# [DATA SUPPLIED]
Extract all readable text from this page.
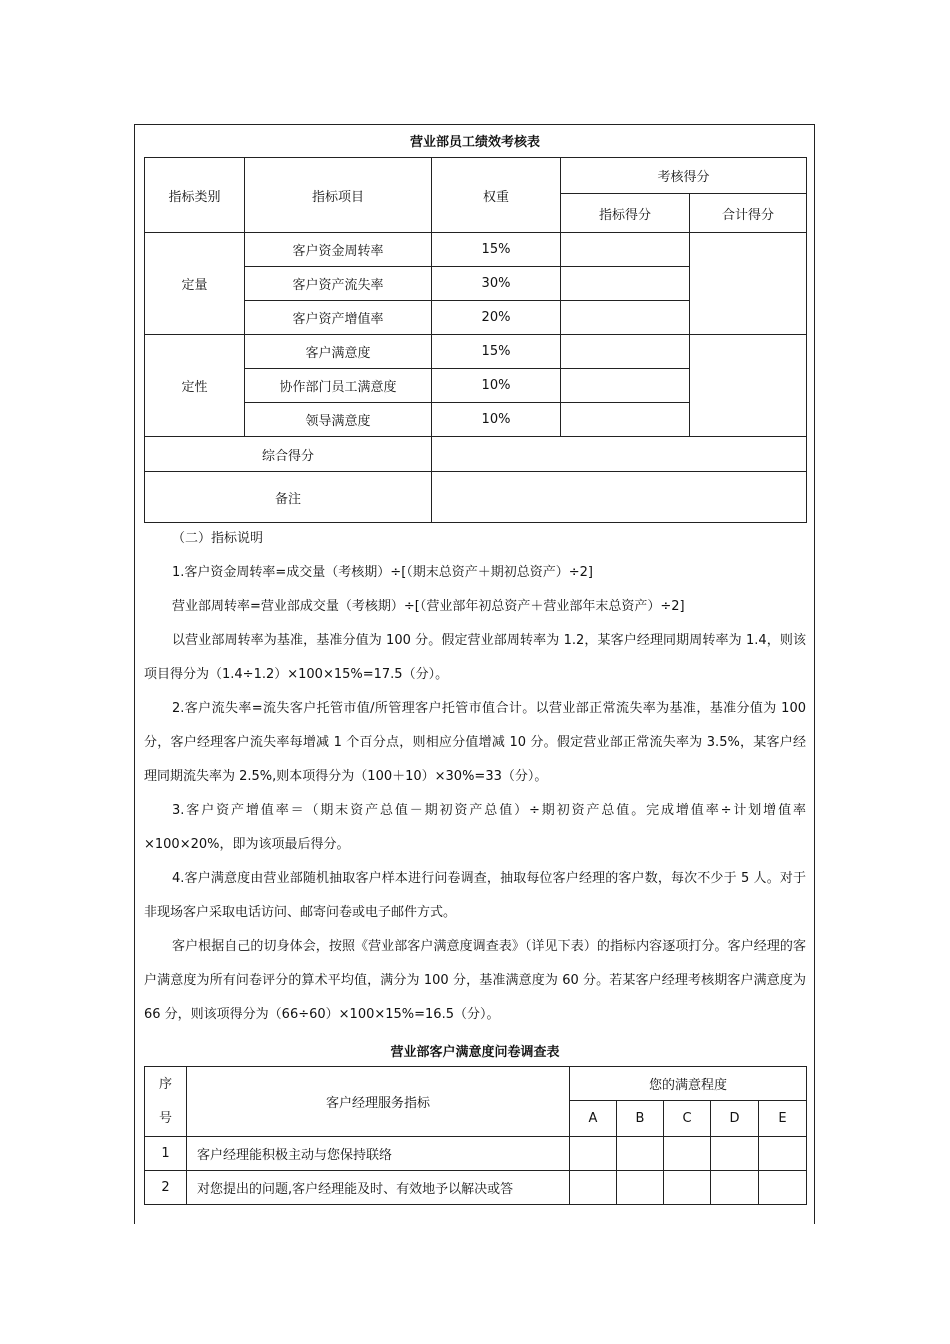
营业部员工绩效考核表
指标类别	指标项目	权重	考核得分	
			指标得分	合计得分
定量	客户资金周转率	15%		
	客户资产流失率	30%		
	客户资产增值率	20%		
定性	客户满意度	15%		
	协作部门员工满意度	10%		
	领导满意度	10%		
综合得分				
备注				

（二）指标说明

1.客户资金周转率=成交量（考核期）÷[（期末总资产＋期初总资产）÷2]

营业部周转率=营业部成交量（考核期）÷[（营业部年初总资产＋营业部年末总资产）÷2]

以营业部周转率为基准，基准分值为 100 分。假定营业部周转率为 1.2，某客户经理同期周转率为 1.4，则该项目得分为（1.4÷1.2）×100×15%=17.5（分）。

2.客户流失率=流失客户托管市值/所管理客户托管市值合计。以营业部正常流失率为基准，基准分值为 100 分，客户经理客户流失率每增减 1 个百分点，则相应分值增减 10 分。假定营业部正常流失率为 3.5%，某客户经理同期流失率为 2.5%,则本项得分为（100＋10）×30%=33（分）。

3.客户资产增值率＝（期末资产总值－期初资产总值）÷期初资产总值。完成增值率÷计划增值率×100×20%，即为该项最后得分。

4.客户满意度由营业部随机抽取客户样本进行问卷调查，抽取每位客户经理的客户数，每次不少于 5 人。对于非现场客户采取电话访问、邮寄问卷或电子邮件方式。

客户根据自己的切身体会，按照《营业部客户满意度调查表》（详见下表）的指标内容逐项打分。客户经理的客户满意度为所有问卷评分的算术平均值，满分为 100 分，基准满意度为 60 分。若某客户经理考核期客户满意度为 66 分，则该项得分为（66÷60）×100×15%=16.5（分）。

营业部客户满意度问卷调查表
序
号	客户经理服务指标	您的满意程度				
		A	B	C	D	E
1	客户经理能积极主动与您保持联络					
2	对您提出的问题,客户经理能及时、有效地予以解决或答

# [SET TASK]
Omitting all images, retype each line of the records precisely.

# [REPLY TO THE EXERCISE]
Extract all readable text from this page.
营业部员工绩效考核表
指标类别	指标项目	权重	考核得分	
			指标得分	合计得分
定量	客户资金周转率	15%		
	客户资产流失率	30%		
	客户资产增值率	20%		
定性	客户满意度	15%		
	协作部门员工满意度	10%		
	领导满意度	10%		
综合得分				
备注				

（二）指标说明

1.客户资金周转率=成交量（考核期）÷[（期末总资产＋期初总资产）÷2]

营业部周转率=营业部成交量（考核期）÷[（营业部年初总资产＋营业部年末总资产）÷2]

以营业部周转率为基准，基准分值为 100 分。假定营业部周转率为 1.2，某客户经理同期周转率为 1.4，则该项目得分为（1.4÷1.2）×100×15%=17.5（分）。

2.客户流失率=流失客户托管市值/所管理客户托管市值合计。以营业部正常流失率为基准，基准分值为 100 分，客户经理客户流失率每增减 1 个百分点，则相应分值增减 10 分。假定营业部正常流失率为 3.5%，某客户经理同期流失率为 2.5%,则本项得分为（100＋10）×30%=33（分）。

3.客户资产增值率＝（期末资产总值－期初资产总值）÷期初资产总值。完成增值率÷计划增值率×100×20%，即为该项最后得分。

4.客户满意度由营业部随机抽取客户样本进行问卷调查，抽取每位客户经理的客户数，每次不少于 5 人。对于非现场客户采取电话访问、邮寄问卷或电子邮件方式。

客户根据自己的切身体会，按照《营业部客户满意度调查表》（详见下表）的指标内容逐项打分。客户经理的客户满意度为所有问卷评分的算术平均值，满分为 100 分，基准满意度为 60 分。若某客户经理考核期客户满意度为 66 分，则该项得分为（66÷60）×100×15%=16.5（分）。

营业部客户满意度问卷调查表
序
号	客户经理服务指标	您的满意程度				
		A	B	C	D	E
1	客户经理能积极主动与您保持联络					
2	对您提出的问题,客户经理能及时、有效地予以解决或答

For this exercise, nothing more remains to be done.